_Brief_
Locate the string "glide" in the records below. Copy every line where it occurs.

Entries with figure data
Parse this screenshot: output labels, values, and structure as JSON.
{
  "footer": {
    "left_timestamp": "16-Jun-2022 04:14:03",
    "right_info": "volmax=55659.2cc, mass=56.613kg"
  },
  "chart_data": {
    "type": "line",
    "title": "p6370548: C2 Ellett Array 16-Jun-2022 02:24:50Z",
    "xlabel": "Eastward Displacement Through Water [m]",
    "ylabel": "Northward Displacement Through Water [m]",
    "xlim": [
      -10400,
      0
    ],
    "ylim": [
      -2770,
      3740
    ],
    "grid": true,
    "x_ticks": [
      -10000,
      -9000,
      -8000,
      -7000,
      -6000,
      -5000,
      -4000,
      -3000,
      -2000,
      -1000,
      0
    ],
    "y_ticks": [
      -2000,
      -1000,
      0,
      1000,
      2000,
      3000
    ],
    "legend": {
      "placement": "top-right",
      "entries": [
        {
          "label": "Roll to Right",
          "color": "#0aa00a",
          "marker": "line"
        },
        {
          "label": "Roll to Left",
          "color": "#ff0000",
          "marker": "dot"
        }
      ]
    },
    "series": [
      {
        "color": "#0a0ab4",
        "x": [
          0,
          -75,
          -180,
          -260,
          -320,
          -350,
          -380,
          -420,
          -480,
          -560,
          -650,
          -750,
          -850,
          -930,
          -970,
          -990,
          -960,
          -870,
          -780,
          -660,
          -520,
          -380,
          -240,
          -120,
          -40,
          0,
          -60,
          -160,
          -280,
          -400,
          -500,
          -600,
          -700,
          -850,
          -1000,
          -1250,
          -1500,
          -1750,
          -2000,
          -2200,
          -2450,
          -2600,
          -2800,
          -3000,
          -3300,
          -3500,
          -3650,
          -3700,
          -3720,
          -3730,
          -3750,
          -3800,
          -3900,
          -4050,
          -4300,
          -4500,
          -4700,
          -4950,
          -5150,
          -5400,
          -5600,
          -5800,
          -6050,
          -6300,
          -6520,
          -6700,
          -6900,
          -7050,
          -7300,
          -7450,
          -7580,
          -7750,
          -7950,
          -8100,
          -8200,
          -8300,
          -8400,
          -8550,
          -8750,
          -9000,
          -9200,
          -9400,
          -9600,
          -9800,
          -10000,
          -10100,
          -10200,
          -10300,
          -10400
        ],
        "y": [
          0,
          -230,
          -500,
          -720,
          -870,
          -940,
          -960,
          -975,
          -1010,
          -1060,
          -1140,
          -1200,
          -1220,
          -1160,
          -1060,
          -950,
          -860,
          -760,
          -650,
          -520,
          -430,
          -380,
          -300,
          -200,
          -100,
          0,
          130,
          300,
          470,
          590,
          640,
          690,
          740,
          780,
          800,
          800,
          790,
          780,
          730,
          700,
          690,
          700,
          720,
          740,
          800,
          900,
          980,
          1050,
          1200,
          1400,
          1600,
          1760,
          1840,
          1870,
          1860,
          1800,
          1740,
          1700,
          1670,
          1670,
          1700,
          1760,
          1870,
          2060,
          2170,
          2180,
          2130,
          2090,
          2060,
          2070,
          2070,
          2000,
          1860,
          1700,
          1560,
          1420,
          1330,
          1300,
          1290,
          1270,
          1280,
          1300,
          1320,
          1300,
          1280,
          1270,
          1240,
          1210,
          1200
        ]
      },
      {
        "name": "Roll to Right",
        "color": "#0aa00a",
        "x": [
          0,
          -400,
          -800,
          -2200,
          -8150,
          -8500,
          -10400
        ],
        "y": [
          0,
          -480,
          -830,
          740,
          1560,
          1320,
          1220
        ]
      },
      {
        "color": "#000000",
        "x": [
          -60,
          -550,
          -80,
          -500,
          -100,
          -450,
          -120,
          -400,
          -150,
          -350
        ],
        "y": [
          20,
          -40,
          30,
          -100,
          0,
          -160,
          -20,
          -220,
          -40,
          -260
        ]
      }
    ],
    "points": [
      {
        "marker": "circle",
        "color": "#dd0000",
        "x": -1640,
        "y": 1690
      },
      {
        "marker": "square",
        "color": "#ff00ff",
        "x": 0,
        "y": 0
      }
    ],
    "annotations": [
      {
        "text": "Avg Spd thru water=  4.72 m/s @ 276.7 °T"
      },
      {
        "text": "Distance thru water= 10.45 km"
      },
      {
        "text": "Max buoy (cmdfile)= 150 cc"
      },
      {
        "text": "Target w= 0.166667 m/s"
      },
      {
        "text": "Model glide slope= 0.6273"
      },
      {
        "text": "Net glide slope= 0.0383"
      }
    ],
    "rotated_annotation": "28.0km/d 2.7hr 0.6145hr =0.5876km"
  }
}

_Finished answer_
        "text": "Model glide slope= 0.6273"
        "text": "Net glide slope= 0.0383"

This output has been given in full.